(Task material):
▬▬▬▬▬▬▬▬▬▬
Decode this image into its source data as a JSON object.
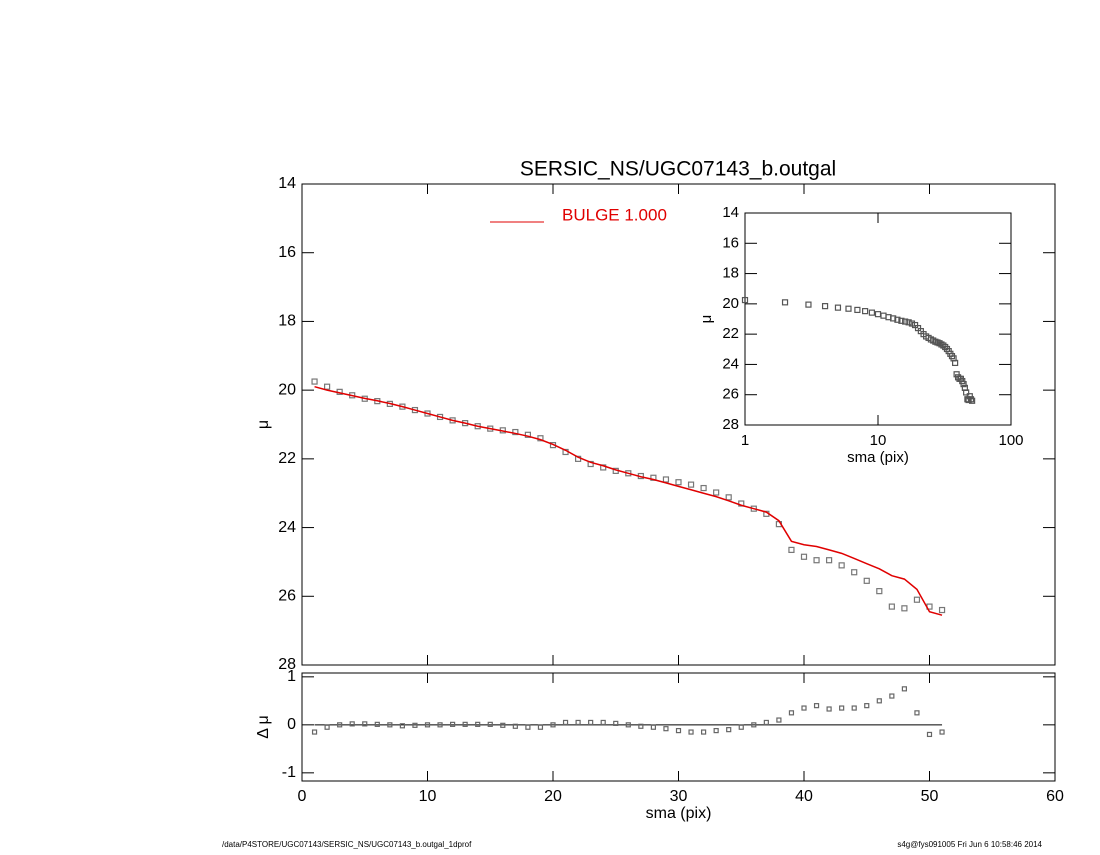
{
  "chart_data": [
    {
      "type": "scatter-line",
      "title": "SERSIC_NS/UGC07143_b.outgal",
      "ylabel": "μ",
      "x": [
        1,
        2,
        3,
        4,
        5,
        6,
        7,
        8,
        9,
        10,
        11,
        12,
        13,
        14,
        15,
        16,
        17,
        18,
        19,
        20,
        21,
        22,
        23,
        24,
        25,
        26,
        27,
        28,
        29,
        30,
        31,
        32,
        33,
        34,
        35,
        36,
        37,
        38,
        39,
        40,
        41,
        42,
        43,
        44,
        45,
        46,
        47,
        48,
        49,
        50,
        51
      ],
      "series": [
        {
          "color": "#777777",
          "values": [
            19.75,
            19.9,
            20.05,
            20.15,
            20.25,
            20.32,
            20.4,
            20.48,
            20.58,
            20.68,
            20.78,
            20.88,
            20.96,
            21.05,
            21.12,
            21.17,
            21.22,
            21.3,
            21.4,
            21.6,
            21.8,
            22.0,
            22.15,
            22.25,
            22.35,
            22.42,
            22.5,
            22.55,
            22.6,
            22.68,
            22.75,
            22.85,
            22.98,
            23.12,
            23.3,
            23.45,
            23.6,
            23.9,
            24.65,
            24.85,
            24.95,
            24.95,
            25.1,
            25.3,
            25.55,
            25.85,
            26.3,
            26.35,
            26.1,
            26.3,
            26.4
          ]
        },
        {
          "name": "BULGE  1.000",
          "color": "#e00000",
          "values": [
            19.9,
            20.0,
            20.08,
            20.16,
            20.24,
            20.31,
            20.39,
            20.48,
            20.58,
            20.68,
            20.78,
            20.88,
            20.96,
            21.05,
            21.12,
            21.19,
            21.26,
            21.34,
            21.44,
            21.58,
            21.75,
            21.95,
            22.1,
            22.2,
            22.32,
            22.42,
            22.52,
            22.6,
            22.7,
            22.8,
            22.9,
            23.0,
            23.1,
            23.22,
            23.35,
            23.45,
            23.55,
            23.8,
            24.4,
            24.5,
            24.55,
            24.65,
            24.75,
            24.9,
            25.05,
            25.2,
            25.4,
            25.5,
            25.8,
            26.45,
            26.55
          ]
        }
      ],
      "xlim": [
        0,
        60
      ],
      "xticks": [
        0,
        10,
        20,
        30,
        40,
        50,
        60
      ],
      "ylim": [
        28,
        14
      ],
      "yticks": [
        14,
        16,
        18,
        20,
        22,
        24,
        26,
        28
      ]
    },
    {
      "type": "inset",
      "ylabel": "μ",
      "xlabel": "sma (pix)",
      "log_x": true,
      "xlim": [
        1,
        100
      ],
      "xticks": [
        1,
        10,
        100
      ],
      "ylim": [
        28,
        14
      ],
      "yticks": [
        14,
        16,
        18,
        20,
        22,
        24,
        26,
        28
      ]
    },
    {
      "type": "residual",
      "ylabel": "Δ μ",
      "xlabel": "sma (pix)",
      "x": [
        1,
        2,
        3,
        4,
        5,
        6,
        7,
        8,
        9,
        10,
        11,
        12,
        13,
        14,
        15,
        16,
        17,
        18,
        19,
        20,
        21,
        22,
        23,
        24,
        25,
        26,
        27,
        28,
        29,
        30,
        31,
        32,
        33,
        34,
        35,
        36,
        37,
        38,
        39,
        40,
        41,
        42,
        43,
        44,
        45,
        46,
        47,
        48,
        49,
        50,
        51
      ],
      "values": [
        -0.15,
        -0.05,
        0.0,
        0.02,
        0.02,
        0.01,
        0.0,
        -0.02,
        -0.01,
        0.0,
        0.0,
        0.01,
        0.01,
        0.01,
        0.01,
        -0.01,
        -0.03,
        -0.05,
        -0.05,
        0.0,
        0.05,
        0.05,
        0.05,
        0.05,
        0.03,
        0.0,
        -0.03,
        -0.05,
        -0.08,
        -0.12,
        -0.15,
        -0.15,
        -0.12,
        -0.1,
        -0.05,
        0.0,
        0.05,
        0.1,
        0.25,
        0.35,
        0.4,
        0.33,
        0.35,
        0.35,
        0.4,
        0.5,
        0.6,
        0.75,
        0.25,
        -0.2,
        -0.15
      ],
      "xlim": [
        0,
        60
      ],
      "xticks": [
        0,
        10,
        20,
        30,
        40,
        50,
        60
      ],
      "ylim": [
        -1.17,
        1.08
      ],
      "yticks": [
        -1,
        0,
        1
      ]
    }
  ],
  "footer": {
    "left": "/data/P4STORE/UGC07143/SERSIC_NS/UGC07143_b.outgal_1dprof",
    "right": "s4g@fys091005  Fri Jun  6 10:58:46 2014"
  }
}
▬▬▬▬▬▬▬▬▬▬
(The request):
Drop the images and quote the entries word for word.

(The output):
Decode this image into its source data as a JSON object.
{
  "chart_data": [
    {
      "type": "scatter-line",
      "title": "SERSIC_NS/UGC07143_b.outgal",
      "ylabel": "μ",
      "x": [
        1,
        2,
        3,
        4,
        5,
        6,
        7,
        8,
        9,
        10,
        11,
        12,
        13,
        14,
        15,
        16,
        17,
        18,
        19,
        20,
        21,
        22,
        23,
        24,
        25,
        26,
        27,
        28,
        29,
        30,
        31,
        32,
        33,
        34,
        35,
        36,
        37,
        38,
        39,
        40,
        41,
        42,
        43,
        44,
        45,
        46,
        47,
        48,
        49,
        50,
        51
      ],
      "series": [
        {
          "color": "#777777",
          "values": [
            19.75,
            19.9,
            20.05,
            20.15,
            20.25,
            20.32,
            20.4,
            20.48,
            20.58,
            20.68,
            20.78,
            20.88,
            20.96,
            21.05,
            21.12,
            21.17,
            21.22,
            21.3,
            21.4,
            21.6,
            21.8,
            22.0,
            22.15,
            22.25,
            22.35,
            22.42,
            22.5,
            22.55,
            22.6,
            22.68,
            22.75,
            22.85,
            22.98,
            23.12,
            23.3,
            23.45,
            23.6,
            23.9,
            24.65,
            24.85,
            24.95,
            24.95,
            25.1,
            25.3,
            25.55,
            25.85,
            26.3,
            26.35,
            26.1,
            26.3,
            26.4
          ]
        },
        {
          "name": "BULGE  1.000",
          "color": "#e00000",
          "values": [
            19.9,
            20.0,
            20.08,
            20.16,
            20.24,
            20.31,
            20.39,
            20.48,
            20.58,
            20.68,
            20.78,
            20.88,
            20.96,
            21.05,
            21.12,
            21.19,
            21.26,
            21.34,
            21.44,
            21.58,
            21.75,
            21.95,
            22.1,
            22.2,
            22.32,
            22.42,
            22.52,
            22.6,
            22.7,
            22.8,
            22.9,
            23.0,
            23.1,
            23.22,
            23.35,
            23.45,
            23.55,
            23.8,
            24.4,
            24.5,
            24.55,
            24.65,
            24.75,
            24.9,
            25.05,
            25.2,
            25.4,
            25.5,
            25.8,
            26.45,
            26.55
          ]
        }
      ],
      "xlim": [
        0,
        60
      ],
      "xticks": [
        0,
        10,
        20,
        30,
        40,
        50,
        60
      ],
      "ylim": [
        28,
        14
      ],
      "yticks": [
        14,
        16,
        18,
        20,
        22,
        24,
        26,
        28
      ]
    },
    {
      "type": "inset",
      "ylabel": "μ",
      "xlabel": "sma (pix)",
      "log_x": true,
      "xlim": [
        1,
        100
      ],
      "xticks": [
        1,
        10,
        100
      ],
      "ylim": [
        28,
        14
      ],
      "yticks": [
        14,
        16,
        18,
        20,
        22,
        24,
        26,
        28
      ]
    },
    {
      "type": "residual",
      "ylabel": "Δ μ",
      "xlabel": "sma (pix)",
      "x": [
        1,
        2,
        3,
        4,
        5,
        6,
        7,
        8,
        9,
        10,
        11,
        12,
        13,
        14,
        15,
        16,
        17,
        18,
        19,
        20,
        21,
        22,
        23,
        24,
        25,
        26,
        27,
        28,
        29,
        30,
        31,
        32,
        33,
        34,
        35,
        36,
        37,
        38,
        39,
        40,
        41,
        42,
        43,
        44,
        45,
        46,
        47,
        48,
        49,
        50,
        51
      ],
      "values": [
        -0.15,
        -0.05,
        0.0,
        0.02,
        0.02,
        0.01,
        0.0,
        -0.02,
        -0.01,
        0.0,
        0.0,
        0.01,
        0.01,
        0.01,
        0.01,
        -0.01,
        -0.03,
        -0.05,
        -0.05,
        0.0,
        0.05,
        0.05,
        0.05,
        0.05,
        0.03,
        0.0,
        -0.03,
        -0.05,
        -0.08,
        -0.12,
        -0.15,
        -0.15,
        -0.12,
        -0.1,
        -0.05,
        0.0,
        0.05,
        0.1,
        0.25,
        0.35,
        0.4,
        0.33,
        0.35,
        0.35,
        0.4,
        0.5,
        0.6,
        0.75,
        0.25,
        -0.2,
        -0.15
      ],
      "xlim": [
        0,
        60
      ],
      "xticks": [
        0,
        10,
        20,
        30,
        40,
        50,
        60
      ],
      "ylim": [
        -1.17,
        1.08
      ],
      "yticks": [
        -1,
        0,
        1
      ]
    }
  ],
  "footer": {
    "left": "/data/P4STORE/UGC07143/SERSIC_NS/UGC07143_b.outgal_1dprof",
    "right": "s4g@fys091005  Fri Jun  6 10:58:46 2014"
  }
}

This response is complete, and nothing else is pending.